WHAT TO DO:
Set the following entries down again exactly, line by line.

DATA SHOWN:
---

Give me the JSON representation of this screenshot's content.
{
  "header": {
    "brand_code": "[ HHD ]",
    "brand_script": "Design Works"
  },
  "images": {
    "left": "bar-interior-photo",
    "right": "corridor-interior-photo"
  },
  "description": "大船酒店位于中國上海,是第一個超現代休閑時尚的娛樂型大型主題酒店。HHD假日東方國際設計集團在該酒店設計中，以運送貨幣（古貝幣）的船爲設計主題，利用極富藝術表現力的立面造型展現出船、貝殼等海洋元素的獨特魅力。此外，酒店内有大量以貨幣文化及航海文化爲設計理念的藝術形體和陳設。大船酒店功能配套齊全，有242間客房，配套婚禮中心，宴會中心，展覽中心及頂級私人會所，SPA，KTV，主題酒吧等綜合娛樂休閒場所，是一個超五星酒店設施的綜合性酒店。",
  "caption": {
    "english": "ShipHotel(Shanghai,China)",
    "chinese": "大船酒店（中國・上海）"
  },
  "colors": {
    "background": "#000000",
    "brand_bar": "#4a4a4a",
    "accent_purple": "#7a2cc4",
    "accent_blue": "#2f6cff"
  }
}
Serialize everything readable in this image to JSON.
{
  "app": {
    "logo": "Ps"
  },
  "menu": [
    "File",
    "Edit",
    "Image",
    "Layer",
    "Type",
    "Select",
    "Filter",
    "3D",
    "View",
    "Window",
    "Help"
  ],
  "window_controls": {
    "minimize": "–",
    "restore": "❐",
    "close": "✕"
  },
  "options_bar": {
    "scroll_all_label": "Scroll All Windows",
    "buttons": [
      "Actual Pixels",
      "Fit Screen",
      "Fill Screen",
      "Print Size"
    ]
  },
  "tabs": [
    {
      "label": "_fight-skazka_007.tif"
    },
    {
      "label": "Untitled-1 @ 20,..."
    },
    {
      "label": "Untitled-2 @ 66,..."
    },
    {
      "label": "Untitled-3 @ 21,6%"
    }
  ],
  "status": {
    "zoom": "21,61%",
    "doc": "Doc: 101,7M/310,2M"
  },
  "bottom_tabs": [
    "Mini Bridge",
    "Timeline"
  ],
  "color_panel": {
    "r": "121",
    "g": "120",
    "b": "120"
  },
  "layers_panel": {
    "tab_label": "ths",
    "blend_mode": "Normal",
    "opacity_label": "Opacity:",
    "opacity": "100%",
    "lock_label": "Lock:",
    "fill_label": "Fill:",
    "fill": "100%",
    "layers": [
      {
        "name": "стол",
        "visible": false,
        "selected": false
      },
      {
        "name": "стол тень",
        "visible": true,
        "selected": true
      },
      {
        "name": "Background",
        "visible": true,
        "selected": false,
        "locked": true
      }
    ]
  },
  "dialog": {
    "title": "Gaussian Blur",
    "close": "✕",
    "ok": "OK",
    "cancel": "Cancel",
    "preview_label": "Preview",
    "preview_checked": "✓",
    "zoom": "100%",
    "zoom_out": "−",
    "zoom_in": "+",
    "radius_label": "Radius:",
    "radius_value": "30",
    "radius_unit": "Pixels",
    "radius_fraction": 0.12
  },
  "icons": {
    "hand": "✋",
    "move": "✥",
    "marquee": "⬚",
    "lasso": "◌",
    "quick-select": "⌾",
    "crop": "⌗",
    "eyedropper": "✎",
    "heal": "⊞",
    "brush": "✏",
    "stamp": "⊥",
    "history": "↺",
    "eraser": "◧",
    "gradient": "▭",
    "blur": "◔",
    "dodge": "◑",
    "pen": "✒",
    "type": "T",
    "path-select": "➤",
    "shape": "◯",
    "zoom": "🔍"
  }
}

---

FINISHED ANSWER:
Give me the JSON representation of this screenshot's content.
{
  "header": {
    "brand_code": "[ HHD ]",
    "brand_script": "Design Works"
  },
  "images": {
    "left": "bar-interior-photo",
    "right": "corridor-interior-photo"
  },
  "description": "大船酒店位于中國上海,是第一個超現代休閑時尚的娛樂型大型主題酒店。HHD假日東方國際設計集團在該酒店設計中，以運送貨幣（古貝幣）的船爲設計主題，利用極富藝術表現力的立面造型展現出船、貝殼等海洋元素的獨特魅力。此外，酒店内有大量以貨幣文化及航海文化爲設計理念的藝術形體和陳設。大船酒店功能配套齊全，有242間客房，配套婚禮中心，宴會中心，展覽中心及頂級私人會所，SPA，KTV，主題酒吧等綜合娛樂休閒場所，是一個超五星酒店設施的綜合性酒店。",
  "caption": {
    "english": "ShipHotel(Shanghai,China)",
    "chinese": "大船酒店（中國・上海）"
  },
  "colors": {
    "background": "#000000",
    "brand_bar": "#4a4a4a",
    "accent_purple": "#7a2cc4",
    "accent_blue": "#2f6cff"
  }
}
Serialize everything readable in this image to JSON.
{
  "app": {
    "logo": "Ps"
  },
  "menu": [
    "File",
    "Edit",
    "Image",
    "Layer",
    "Type",
    "Select",
    "Filter",
    "3D",
    "View",
    "Window",
    "Help"
  ],
  "window_controls": {
    "minimize": "–",
    "restore": "❐",
    "close": "✕"
  },
  "options_bar": {
    "scroll_all_label": "Scroll All Windows",
    "buttons": [
      "Actual Pixels",
      "Fit Screen",
      "Fill Screen",
      "Print Size"
    ]
  },
  "tabs": [
    {
      "label": "_fight-skazka_007.tif"
    },
    {
      "label": "Untitled-1 @ 20,..."
    },
    {
      "label": "Untitled-2 @ 66,..."
    },
    {
      "label": "Untitled-3 @ 21,6%"
    }
  ],
  "status": {
    "zoom": "21,61%",
    "doc": "Doc: 101,7M/310,2M"
  },
  "bottom_tabs": [
    "Mini Bridge",
    "Timeline"
  ],
  "color_panel": {
    "r": "121",
    "g": "120",
    "b": "120"
  },
  "layers_panel": {
    "tab_label": "ths",
    "blend_mode": "Normal",
    "opacity_label": "Opacity:",
    "opacity": "100%",
    "lock_label": "Lock:",
    "fill_label": "Fill:",
    "fill": "100%",
    "layers": [
      {
        "name": "стол",
        "visible": false,
        "selected": false
      },
      {
        "name": "стол тень",
        "visible": true,
        "selected": true
      },
      {
        "name": "Background",
        "visible": true,
        "selected": false,
        "locked": true
      }
    ]
  },
  "dialog": {
    "title": "Gaussian Blur",
    "close": "✕",
    "ok": "OK",
    "cancel": "Cancel",
    "preview_label": "Preview",
    "preview_checked": "✓",
    "zoom": "100%",
    "zoom_out": "−",
    "zoom_in": "+",
    "radius_label": "Radius:",
    "radius_value": "30",
    "radius_unit": "Pixels",
    "radius_fraction": 0.12
  },
  "icons": {
    "hand": "✋",
    "move": "✥",
    "marquee": "⬚",
    "lasso": "◌",
    "quick-select": "⌾",
    "crop": "⌗",
    "eyedropper": "✎",
    "heal": "⊞",
    "brush": "✏",
    "stamp": "⊥",
    "history": "↺",
    "eraser": "◧",
    "gradient": "▭",
    "blur": "◔",
    "dodge": "◑",
    "pen": "✒",
    "type": "T",
    "path-select": "➤",
    "shape": "◯",
    "zoom": "🔍"
  }
}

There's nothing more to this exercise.